■ Instructions to follow ■
Locate each line below that includes "JSON" and reproduce it.

■ Material shown ■
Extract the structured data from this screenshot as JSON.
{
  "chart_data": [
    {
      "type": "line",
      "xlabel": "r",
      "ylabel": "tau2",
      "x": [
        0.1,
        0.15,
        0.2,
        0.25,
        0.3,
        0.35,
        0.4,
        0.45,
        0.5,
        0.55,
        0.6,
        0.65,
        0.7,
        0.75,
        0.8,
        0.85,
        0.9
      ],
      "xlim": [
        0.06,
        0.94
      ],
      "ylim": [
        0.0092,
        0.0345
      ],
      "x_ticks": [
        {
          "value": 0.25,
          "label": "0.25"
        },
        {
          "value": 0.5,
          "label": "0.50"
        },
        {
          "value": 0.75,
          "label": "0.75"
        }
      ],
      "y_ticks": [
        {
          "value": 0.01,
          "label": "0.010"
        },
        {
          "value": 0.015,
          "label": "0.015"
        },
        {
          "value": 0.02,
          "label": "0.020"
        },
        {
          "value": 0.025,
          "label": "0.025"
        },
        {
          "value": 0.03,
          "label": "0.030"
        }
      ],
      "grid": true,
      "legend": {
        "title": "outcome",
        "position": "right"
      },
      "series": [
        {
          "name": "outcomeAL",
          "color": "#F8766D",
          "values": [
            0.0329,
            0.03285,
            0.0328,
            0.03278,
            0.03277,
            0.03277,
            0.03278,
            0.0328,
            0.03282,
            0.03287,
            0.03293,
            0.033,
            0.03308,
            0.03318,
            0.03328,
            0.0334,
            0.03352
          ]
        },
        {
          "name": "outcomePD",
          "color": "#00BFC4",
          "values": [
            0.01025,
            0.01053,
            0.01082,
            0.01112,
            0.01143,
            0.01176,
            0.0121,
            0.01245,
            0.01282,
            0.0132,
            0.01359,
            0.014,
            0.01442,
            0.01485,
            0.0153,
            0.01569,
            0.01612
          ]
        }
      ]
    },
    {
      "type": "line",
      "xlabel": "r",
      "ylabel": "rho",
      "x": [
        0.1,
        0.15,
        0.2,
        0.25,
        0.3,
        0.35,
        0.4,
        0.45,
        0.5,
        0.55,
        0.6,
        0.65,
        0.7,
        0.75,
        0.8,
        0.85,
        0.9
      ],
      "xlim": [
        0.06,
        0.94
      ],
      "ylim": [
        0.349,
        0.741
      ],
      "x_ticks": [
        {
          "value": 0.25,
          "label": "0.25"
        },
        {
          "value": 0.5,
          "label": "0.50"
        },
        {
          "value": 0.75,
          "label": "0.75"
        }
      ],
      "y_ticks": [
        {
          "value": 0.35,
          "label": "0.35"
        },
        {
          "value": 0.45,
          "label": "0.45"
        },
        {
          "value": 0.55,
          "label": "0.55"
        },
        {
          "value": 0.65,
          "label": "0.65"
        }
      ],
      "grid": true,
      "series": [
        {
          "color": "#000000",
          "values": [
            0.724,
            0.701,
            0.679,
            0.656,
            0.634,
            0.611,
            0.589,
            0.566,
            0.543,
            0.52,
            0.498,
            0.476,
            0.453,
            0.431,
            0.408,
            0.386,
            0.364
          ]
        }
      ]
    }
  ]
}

* * *

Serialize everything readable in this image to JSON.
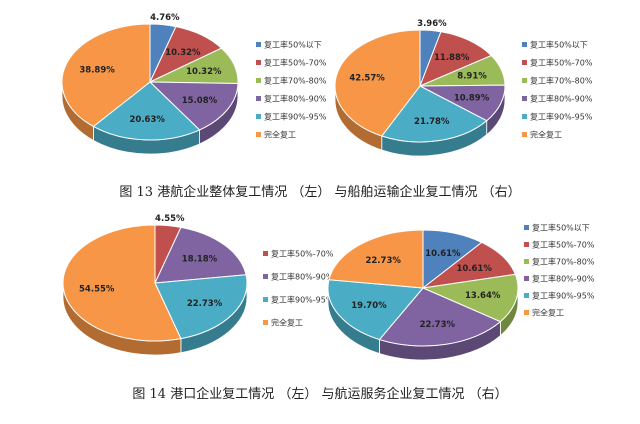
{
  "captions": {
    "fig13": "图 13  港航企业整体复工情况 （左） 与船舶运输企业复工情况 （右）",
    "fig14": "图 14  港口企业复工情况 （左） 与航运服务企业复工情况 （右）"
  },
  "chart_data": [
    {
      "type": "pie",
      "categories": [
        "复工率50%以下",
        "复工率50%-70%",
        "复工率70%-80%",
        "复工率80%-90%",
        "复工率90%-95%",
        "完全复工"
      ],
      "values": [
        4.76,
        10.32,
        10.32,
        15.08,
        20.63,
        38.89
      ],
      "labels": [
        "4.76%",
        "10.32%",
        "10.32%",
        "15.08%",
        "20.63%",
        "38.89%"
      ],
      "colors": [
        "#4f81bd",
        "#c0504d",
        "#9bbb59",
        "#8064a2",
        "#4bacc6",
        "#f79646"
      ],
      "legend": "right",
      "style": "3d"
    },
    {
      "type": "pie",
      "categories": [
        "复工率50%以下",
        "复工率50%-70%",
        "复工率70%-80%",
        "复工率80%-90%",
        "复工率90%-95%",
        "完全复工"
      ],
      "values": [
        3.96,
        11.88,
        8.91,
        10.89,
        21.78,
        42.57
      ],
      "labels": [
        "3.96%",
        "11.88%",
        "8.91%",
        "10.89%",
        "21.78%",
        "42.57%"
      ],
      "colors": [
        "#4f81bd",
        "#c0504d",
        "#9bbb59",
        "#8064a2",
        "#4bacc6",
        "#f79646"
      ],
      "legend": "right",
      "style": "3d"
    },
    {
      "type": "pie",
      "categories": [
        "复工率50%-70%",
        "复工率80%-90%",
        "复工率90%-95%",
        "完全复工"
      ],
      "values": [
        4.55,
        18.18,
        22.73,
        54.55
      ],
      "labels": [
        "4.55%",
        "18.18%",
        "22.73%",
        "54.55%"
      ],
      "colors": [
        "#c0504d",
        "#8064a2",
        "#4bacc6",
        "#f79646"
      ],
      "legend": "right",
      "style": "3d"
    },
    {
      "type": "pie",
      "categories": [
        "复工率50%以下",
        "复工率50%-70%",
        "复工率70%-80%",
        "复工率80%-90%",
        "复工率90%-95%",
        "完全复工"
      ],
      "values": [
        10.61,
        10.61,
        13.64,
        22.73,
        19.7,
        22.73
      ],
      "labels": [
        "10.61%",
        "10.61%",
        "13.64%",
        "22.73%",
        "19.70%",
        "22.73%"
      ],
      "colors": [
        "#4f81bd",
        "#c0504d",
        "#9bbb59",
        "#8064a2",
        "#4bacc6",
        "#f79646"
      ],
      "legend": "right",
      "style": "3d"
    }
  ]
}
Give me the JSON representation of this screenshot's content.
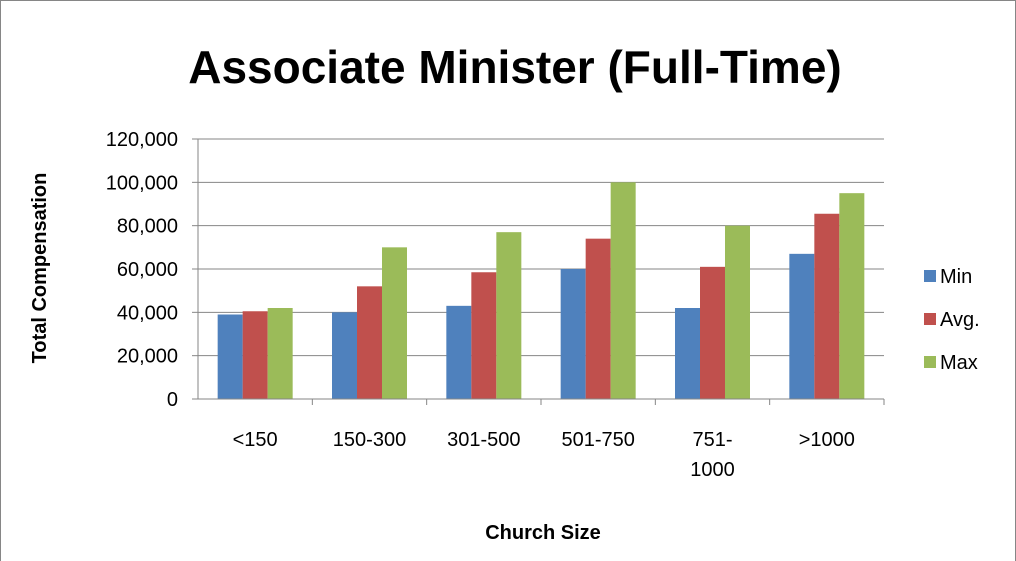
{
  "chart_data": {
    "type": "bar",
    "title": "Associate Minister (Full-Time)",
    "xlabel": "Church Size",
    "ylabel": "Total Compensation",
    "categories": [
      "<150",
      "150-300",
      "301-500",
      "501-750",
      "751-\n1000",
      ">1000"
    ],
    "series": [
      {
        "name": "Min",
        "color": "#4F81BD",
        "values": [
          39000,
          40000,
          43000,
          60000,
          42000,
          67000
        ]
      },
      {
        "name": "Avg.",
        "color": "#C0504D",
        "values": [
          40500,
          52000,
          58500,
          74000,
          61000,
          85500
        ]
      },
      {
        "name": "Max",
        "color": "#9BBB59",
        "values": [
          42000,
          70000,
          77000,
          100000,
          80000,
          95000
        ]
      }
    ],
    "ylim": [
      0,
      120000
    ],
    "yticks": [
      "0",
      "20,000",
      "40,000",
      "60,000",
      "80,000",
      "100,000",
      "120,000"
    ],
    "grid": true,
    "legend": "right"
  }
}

* * *

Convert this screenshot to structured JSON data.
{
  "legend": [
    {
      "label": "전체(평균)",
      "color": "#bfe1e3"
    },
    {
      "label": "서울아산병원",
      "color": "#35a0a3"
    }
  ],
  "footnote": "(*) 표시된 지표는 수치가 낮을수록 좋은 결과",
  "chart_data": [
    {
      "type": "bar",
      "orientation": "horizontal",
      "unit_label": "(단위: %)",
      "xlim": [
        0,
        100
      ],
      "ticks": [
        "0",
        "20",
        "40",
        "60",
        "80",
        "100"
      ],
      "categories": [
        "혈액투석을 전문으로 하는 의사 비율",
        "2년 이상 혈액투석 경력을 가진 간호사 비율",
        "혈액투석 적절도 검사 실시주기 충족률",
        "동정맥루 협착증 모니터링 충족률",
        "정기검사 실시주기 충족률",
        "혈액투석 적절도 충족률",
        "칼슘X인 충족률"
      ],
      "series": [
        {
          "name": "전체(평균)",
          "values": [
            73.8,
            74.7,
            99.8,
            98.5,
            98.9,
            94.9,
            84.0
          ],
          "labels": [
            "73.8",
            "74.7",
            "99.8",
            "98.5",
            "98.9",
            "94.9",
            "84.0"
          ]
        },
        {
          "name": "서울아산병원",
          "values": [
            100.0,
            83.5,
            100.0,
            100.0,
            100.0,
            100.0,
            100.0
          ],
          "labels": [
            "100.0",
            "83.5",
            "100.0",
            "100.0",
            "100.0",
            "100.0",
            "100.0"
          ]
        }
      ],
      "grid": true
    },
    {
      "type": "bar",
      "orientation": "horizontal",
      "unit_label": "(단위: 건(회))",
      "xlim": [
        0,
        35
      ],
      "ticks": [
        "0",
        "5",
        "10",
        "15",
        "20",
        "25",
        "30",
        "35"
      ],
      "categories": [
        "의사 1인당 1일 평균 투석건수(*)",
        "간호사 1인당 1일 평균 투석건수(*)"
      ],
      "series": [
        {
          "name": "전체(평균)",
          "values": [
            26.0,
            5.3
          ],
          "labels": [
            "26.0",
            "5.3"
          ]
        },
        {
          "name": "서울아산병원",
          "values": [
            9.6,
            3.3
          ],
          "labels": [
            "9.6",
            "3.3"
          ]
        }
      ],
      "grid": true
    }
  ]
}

■ Result ■
Extract the structured data from this screenshot as JSON.
Serialize everything readable in this image to JSON.
Give me the JSON representation of this screenshot's content.
Convert this screenshot to structured JSON data.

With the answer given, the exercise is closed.